* CHECK YOUR UNDERSTANDING:
(1) In the news excerpt about the Orlando victims, what job did Eric Ivan Ortiz-Rivera hold?
(2) From the news excerpt about the Orlando victims, copy the stretch from "Gonzalez-Cruz hailed from" through "of dead victims.".
----- READING PASSAGE -----
The 23-year-old man, originally from Springfield, Mass., had been living in Clermont, Fla., according to his Facebook profile.

“Completely in shock,” Karla Rentas‎ wrote on his Facebook page. “I can’t believe you are one of the victims. You are a beautiful human been [sic]. didn’t deserve to leave us so soon.”

Another friend said Almodovar “made an impact on everyone.”

“Rest in peace Baby Boy,” friend Caitlin Rodrigues‎ said. “I’ll never forget the times we’ve had together ❤️may you rest in paradise 🙏 you will be missed.”

Also identified as killed were Franky Jimmy Dejesus Velazquez, 50; Jean Carlos Mendez Perez, 35; Anthony Luis Laureanodisla, 25; Alejandro Barrios Martinez, 21; Deonka Deidra Drayton, 32; Luis Omar Ocasio-Capo, 20; Eric Ivan Ortiz-Rivera, 36; Peter O. Gonzalez-Cruz, 22; Kimberly “KJ” Morris, 37; Eddie Jamoldroy Justice, 30; Darryl Roman Burt II, 29; and Luis S. Vielma, 22.

Vielma was a student at Seminole State College of Florida who worked at the Wizarding World of Harry Potter at Universal Studios Orlando, according to his Facebook page.

J.K. Rowling tearfully acknowledged his love for the character in a tweet posted early Monday.

“Luis Vielma worked on the Harry Potter ride at Universal,” she said. “He was 22 years old. I can’t stop crying. #Orlando.”

Gonzalez-Cruz hailed from Woodbridge, NJ, and went to Colonia High School, according to his Facebook page.

His mother went online to thank everyone for their support.

“Again, I thank you from the bottom of my heart for all the love that you have shown me regarding my son. I will keep you informed. As a mother, I feel a deep and immense pain as everyone else who’s going through this,” she said.

An aunt of Ortiz-Rivera told The Post that her nephew hailed from Puerto Rico and worked as an assistant manager for Party City.

“He cares about people. He liked everyone. He had tons of friends,” she said before recalling the devastating moment officials at a local hospital broke the bad news that he was on the list of dead victims.
----- ENTRIES SHOWN -----
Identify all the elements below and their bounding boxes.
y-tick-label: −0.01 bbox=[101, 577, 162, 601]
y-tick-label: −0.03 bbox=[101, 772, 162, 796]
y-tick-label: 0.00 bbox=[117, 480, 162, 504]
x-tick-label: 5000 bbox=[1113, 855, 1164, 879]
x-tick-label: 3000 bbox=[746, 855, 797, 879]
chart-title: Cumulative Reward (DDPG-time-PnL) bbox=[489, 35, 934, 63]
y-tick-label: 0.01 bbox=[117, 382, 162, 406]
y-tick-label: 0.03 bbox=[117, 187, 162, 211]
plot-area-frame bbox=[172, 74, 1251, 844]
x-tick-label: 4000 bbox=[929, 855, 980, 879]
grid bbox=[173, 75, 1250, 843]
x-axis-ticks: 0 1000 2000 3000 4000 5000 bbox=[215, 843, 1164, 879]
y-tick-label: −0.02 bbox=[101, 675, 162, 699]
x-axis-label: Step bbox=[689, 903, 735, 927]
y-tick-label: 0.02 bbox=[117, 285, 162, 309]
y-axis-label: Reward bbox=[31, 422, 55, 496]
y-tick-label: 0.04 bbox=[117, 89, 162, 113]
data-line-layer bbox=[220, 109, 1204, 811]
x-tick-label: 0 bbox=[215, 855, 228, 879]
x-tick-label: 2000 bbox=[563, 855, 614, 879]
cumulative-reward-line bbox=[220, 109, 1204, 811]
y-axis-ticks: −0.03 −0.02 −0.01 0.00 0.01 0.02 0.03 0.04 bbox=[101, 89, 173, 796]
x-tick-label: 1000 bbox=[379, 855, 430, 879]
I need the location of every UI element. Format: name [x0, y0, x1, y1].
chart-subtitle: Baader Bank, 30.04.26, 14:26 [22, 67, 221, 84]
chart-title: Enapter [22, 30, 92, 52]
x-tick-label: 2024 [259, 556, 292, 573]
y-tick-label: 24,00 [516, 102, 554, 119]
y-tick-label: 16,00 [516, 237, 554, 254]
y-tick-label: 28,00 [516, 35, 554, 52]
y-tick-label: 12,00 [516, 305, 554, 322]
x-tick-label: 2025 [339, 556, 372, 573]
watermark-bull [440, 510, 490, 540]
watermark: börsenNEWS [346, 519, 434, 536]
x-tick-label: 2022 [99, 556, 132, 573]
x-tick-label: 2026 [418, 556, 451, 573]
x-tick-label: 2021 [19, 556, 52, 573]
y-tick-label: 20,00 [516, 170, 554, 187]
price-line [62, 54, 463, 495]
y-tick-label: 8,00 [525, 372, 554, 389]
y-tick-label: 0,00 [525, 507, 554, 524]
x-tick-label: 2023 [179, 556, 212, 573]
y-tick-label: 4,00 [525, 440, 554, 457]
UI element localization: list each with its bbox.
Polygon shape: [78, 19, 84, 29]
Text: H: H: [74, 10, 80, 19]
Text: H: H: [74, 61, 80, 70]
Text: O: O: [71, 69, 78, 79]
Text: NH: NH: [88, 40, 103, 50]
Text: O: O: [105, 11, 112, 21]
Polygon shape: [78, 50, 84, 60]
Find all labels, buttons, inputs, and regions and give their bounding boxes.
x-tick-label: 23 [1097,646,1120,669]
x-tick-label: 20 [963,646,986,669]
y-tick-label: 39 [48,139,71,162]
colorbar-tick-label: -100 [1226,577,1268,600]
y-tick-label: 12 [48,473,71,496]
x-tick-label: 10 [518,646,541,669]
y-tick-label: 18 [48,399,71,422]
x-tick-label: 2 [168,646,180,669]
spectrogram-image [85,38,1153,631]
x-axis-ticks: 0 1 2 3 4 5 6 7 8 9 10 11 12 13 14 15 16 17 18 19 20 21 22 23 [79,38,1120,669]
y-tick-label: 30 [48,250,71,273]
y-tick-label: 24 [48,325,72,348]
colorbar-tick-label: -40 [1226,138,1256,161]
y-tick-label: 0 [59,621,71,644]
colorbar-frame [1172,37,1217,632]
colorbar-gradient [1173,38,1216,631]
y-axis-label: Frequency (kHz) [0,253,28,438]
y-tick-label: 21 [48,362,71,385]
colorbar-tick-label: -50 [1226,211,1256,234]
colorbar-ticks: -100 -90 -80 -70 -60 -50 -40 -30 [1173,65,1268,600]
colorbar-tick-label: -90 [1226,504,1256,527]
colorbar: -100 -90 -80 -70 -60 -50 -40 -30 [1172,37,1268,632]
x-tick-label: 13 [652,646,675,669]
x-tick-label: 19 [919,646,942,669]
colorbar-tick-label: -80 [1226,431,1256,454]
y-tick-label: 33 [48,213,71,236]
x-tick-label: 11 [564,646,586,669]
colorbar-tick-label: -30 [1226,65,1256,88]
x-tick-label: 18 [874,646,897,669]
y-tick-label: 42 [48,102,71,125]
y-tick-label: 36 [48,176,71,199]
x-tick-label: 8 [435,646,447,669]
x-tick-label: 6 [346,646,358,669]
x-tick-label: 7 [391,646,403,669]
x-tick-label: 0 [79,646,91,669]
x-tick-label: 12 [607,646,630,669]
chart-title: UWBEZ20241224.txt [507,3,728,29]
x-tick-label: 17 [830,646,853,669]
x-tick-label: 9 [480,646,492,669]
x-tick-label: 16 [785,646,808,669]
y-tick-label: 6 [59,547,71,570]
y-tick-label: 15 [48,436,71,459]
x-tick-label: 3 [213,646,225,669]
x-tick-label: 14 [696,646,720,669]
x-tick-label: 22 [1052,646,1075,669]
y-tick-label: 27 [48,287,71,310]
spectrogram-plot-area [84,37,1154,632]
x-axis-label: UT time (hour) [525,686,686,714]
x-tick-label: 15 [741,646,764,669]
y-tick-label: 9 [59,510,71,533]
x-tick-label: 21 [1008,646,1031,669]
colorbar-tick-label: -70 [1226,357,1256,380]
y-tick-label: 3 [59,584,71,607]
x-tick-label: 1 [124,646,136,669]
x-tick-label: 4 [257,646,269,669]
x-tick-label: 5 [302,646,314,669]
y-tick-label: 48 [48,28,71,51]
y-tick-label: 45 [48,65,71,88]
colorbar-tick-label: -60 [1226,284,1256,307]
-----
* ANSWERS GIVEN:
(1) He worked as an assistant manager for Party City.

(2)
Gonzalez-Cruz hailed from Woodbridge, NJ, and went to Colonia High School, according to his Facebook page.

His mother went online to thank everyone for their support.

“Again, I thank you from the bottom of my heart for all the love that you have shown me regarding my son. I will keep you informed. As a mother, I feel a deep and immense pain as everyone else who’s going through this,” she said.

An aunt of Ortiz-Rivera told The Post that her nephew hailed from Puerto Rico and worked as an assistant manager for Party City.

“He cares about people. He liked everyone. He had tons of friends,” she said before recalling the devastating moment officials at a local hospital broke the bad news that he was on the list of dead victims.